***** Records for this exercise *****
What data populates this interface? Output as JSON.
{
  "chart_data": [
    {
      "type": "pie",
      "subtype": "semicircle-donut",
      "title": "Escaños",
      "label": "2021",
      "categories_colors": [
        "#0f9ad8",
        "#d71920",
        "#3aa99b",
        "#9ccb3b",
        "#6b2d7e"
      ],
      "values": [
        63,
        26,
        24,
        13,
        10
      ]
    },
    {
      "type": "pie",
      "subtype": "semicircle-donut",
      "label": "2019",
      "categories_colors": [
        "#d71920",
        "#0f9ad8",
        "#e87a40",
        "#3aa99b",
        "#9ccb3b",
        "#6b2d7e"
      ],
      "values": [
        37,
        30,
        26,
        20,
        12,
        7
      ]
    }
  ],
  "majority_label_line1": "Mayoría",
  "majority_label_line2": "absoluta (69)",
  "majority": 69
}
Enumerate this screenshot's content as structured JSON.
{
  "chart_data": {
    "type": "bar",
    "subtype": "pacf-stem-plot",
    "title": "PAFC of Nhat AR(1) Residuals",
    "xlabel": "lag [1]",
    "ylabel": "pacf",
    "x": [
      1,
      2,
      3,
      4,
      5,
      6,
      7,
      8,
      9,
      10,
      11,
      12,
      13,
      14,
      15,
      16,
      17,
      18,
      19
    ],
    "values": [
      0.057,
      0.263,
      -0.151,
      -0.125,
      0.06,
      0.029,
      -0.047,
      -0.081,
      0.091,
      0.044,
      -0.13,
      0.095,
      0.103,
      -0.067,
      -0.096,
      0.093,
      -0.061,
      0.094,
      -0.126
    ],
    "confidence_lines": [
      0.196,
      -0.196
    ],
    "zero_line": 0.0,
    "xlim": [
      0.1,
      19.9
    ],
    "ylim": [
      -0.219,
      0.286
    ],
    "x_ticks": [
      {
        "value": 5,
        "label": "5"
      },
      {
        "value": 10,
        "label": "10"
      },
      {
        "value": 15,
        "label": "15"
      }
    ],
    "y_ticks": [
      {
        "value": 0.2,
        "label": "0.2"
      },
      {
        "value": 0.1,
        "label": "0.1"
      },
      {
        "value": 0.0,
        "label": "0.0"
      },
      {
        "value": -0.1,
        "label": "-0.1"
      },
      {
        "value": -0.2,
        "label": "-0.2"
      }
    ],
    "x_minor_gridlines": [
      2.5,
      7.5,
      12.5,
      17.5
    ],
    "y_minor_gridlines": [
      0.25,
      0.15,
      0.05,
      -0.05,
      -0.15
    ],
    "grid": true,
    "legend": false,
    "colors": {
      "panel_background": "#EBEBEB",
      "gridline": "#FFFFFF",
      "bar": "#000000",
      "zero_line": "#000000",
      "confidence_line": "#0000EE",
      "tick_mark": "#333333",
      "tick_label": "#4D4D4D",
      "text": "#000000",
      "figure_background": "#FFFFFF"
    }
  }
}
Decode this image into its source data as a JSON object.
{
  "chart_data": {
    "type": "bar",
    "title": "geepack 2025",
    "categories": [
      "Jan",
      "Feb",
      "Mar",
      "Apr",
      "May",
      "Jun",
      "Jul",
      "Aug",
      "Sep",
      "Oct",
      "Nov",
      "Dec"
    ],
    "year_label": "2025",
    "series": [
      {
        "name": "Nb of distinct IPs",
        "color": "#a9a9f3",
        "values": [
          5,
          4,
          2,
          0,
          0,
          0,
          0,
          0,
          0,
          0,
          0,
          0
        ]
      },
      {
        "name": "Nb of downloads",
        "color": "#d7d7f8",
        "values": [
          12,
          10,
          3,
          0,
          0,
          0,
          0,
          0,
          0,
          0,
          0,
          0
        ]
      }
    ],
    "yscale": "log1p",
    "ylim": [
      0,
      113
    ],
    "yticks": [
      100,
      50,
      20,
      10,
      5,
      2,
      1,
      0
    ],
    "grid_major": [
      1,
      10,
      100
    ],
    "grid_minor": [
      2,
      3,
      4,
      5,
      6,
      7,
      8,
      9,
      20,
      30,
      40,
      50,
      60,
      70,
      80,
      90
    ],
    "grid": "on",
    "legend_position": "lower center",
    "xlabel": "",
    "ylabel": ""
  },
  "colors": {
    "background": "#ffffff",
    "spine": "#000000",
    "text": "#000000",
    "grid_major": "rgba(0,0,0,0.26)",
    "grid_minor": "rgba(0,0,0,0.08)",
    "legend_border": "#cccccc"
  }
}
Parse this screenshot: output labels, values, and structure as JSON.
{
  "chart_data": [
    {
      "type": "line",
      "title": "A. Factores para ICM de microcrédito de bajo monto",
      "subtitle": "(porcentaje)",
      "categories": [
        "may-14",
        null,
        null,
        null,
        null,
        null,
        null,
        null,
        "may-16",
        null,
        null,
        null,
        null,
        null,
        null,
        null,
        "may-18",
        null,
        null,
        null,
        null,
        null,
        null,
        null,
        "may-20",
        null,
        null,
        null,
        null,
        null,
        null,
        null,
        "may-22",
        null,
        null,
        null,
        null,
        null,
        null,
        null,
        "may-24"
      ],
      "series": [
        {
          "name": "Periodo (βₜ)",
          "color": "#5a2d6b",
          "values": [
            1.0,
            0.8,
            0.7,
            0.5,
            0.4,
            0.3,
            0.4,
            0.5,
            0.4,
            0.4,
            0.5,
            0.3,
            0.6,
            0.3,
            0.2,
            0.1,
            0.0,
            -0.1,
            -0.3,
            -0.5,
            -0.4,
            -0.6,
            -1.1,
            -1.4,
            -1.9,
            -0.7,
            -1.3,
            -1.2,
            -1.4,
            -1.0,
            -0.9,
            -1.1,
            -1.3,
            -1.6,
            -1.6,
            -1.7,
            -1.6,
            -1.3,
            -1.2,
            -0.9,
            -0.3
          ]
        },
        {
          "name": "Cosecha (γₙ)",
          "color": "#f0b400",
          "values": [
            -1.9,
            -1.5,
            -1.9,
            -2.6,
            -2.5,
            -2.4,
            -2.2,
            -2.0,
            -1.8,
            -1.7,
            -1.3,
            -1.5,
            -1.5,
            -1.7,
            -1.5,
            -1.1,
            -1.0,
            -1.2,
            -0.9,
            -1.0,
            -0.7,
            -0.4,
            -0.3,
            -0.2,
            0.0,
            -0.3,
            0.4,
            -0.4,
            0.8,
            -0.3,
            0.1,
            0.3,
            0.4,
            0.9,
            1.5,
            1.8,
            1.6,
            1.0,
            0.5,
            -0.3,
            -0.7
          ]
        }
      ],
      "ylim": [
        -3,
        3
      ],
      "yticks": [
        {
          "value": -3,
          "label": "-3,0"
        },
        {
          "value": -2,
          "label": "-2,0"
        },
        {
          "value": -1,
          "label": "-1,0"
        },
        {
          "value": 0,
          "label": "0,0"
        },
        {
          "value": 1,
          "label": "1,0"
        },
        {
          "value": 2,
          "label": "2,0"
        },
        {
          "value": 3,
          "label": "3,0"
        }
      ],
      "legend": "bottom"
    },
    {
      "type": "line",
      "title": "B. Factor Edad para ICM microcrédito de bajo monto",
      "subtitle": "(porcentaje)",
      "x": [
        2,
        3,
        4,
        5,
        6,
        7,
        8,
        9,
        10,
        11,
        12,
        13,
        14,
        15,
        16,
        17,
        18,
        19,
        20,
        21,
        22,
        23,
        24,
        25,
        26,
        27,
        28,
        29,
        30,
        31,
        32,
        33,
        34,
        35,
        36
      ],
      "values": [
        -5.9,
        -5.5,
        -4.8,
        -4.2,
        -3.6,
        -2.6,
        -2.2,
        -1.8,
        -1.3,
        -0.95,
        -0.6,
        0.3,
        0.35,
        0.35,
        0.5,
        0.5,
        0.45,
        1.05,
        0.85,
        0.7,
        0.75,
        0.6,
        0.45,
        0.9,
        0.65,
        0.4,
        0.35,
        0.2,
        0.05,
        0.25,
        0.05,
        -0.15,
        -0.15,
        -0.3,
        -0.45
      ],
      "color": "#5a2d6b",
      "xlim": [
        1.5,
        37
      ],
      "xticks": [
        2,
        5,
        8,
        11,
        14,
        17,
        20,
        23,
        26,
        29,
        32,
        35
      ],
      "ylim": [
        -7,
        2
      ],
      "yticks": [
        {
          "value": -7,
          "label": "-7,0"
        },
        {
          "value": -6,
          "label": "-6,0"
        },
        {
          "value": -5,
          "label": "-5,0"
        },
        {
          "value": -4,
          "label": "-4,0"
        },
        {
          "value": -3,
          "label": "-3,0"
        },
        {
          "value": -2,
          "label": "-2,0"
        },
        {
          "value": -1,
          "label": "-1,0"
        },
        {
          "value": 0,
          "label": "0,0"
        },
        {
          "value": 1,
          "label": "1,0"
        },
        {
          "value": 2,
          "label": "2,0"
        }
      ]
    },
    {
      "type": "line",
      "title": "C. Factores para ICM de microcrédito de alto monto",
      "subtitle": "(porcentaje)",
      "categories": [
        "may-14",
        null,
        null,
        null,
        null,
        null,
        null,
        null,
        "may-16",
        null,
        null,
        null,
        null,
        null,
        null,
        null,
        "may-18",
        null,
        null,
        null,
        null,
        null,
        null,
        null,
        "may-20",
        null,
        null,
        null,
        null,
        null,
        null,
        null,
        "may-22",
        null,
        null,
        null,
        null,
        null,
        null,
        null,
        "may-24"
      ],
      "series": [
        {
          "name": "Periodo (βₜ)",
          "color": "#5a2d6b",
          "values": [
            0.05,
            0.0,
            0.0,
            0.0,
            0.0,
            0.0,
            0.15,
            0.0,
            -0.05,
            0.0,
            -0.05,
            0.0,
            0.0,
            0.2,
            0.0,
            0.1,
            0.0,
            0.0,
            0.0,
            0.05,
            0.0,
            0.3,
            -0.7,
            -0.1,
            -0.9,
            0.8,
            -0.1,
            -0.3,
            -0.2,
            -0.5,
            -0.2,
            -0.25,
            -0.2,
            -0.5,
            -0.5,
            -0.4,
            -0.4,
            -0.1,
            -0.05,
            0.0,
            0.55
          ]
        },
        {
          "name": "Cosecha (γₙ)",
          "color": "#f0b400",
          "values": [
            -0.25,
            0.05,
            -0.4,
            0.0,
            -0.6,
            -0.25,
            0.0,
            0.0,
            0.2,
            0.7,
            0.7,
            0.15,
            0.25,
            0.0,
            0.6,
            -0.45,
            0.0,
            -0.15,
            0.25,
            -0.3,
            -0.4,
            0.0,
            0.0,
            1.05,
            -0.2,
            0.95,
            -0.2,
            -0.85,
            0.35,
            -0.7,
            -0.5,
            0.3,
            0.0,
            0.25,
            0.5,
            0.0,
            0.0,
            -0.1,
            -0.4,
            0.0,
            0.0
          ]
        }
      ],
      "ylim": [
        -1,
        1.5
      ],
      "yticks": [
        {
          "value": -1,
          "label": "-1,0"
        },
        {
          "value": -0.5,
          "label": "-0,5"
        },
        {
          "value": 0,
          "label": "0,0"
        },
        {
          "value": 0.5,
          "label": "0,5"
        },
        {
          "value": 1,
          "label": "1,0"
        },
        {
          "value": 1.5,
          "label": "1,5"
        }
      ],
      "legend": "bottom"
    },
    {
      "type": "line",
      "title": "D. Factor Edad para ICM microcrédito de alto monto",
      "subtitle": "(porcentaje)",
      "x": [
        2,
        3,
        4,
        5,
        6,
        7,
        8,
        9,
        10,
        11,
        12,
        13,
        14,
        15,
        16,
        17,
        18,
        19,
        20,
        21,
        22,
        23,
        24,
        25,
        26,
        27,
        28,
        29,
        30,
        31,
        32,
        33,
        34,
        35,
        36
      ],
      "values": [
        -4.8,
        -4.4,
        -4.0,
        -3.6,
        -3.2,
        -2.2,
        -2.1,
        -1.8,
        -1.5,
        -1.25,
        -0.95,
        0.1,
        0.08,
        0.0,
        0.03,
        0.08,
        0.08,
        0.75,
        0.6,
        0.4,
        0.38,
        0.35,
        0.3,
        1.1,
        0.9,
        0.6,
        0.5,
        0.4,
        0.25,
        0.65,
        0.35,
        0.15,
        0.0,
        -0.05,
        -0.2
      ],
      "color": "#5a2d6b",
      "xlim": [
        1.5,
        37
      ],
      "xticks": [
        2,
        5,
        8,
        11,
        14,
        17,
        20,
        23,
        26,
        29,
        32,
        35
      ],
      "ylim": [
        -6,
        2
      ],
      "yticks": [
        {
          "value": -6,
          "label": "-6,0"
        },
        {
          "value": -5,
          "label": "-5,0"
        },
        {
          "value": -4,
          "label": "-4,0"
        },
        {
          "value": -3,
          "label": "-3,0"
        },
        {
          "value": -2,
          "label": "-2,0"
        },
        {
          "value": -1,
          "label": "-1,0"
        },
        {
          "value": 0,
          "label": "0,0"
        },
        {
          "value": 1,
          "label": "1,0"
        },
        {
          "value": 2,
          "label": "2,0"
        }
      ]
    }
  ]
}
*****
Aim: Copy out each line of the data containing the string "Edad".

Answer to this exercise:
      "title": "B. Factor Edad para ICM microcrédito de bajo monto",
      "title": "D. Factor Edad para ICM microcrédito de alto monto",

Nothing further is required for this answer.